§ CONSIGNA: Según la reseña sobre los libros de Sara Mesa, ¿qué editorial publicó La familia?

§ PASAJE CITADO:

▬▬▬▬▬▬

Con el de hoy, titulado La familia y publicado por Anagrama, son tres los libros que he leído de la escritora sevillana Sara Mesa. Los anteriores fueron Un amor y Oposición, ambos comentados en Opticks.
Son tres libros muy diferentes, pero que comparten cualidades o características que, según mi parecer, identifican a esta autora.
La primera característica o cualidad es que Sara Mesa escribe muy bien; por lo que consigue atrapar con sus textos al lector, que se ve envuelto casi siempre en un ambiente inquietante difícil de analizar con palabras exactas, ésta sería otra característica, en el que los personajes no se sienten cómodos ni “realizados”, sino que buscan escapar, tercera característica, de situaciones, buscadas o no, que les sobrepasan u oprimen.
En el caso de La familia es en el interior del hogar familiar en el que se da ese ambiente opresivo que intuimos desde las primeras líneas.
Mírala desde el ojo del sueño. El pasillo como centro geográfico y frontera. Estancias a los lados. Recórrelo, sin ser vista, de una punta a otra. O cruza, de una habitación a la de enfrente, mediante un salto limpio. Arriésgate a entrar. Quizá ya hay alguien dentro, no lo sabes. En caso de que sí, calla, recula. En caso contrario, no eches el cerrojo. No hay cerrojo.

▬▬▬▬▬▬

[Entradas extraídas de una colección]
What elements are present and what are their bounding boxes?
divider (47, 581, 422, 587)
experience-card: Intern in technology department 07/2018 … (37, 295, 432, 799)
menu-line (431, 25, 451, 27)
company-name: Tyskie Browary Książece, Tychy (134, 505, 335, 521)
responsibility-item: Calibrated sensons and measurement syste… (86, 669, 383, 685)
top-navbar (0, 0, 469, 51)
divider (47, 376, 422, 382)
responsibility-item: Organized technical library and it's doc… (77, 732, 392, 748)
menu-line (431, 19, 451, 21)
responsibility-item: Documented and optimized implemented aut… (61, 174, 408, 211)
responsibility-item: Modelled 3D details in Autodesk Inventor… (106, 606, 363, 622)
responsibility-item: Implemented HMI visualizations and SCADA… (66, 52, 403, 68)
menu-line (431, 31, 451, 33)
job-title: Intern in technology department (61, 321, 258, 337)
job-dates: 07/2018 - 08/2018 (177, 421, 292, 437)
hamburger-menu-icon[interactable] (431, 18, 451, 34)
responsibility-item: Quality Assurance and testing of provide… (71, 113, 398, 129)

▬▬▬▬▬▬

§ ESPACIO DE RESPUESTA: Anagrama.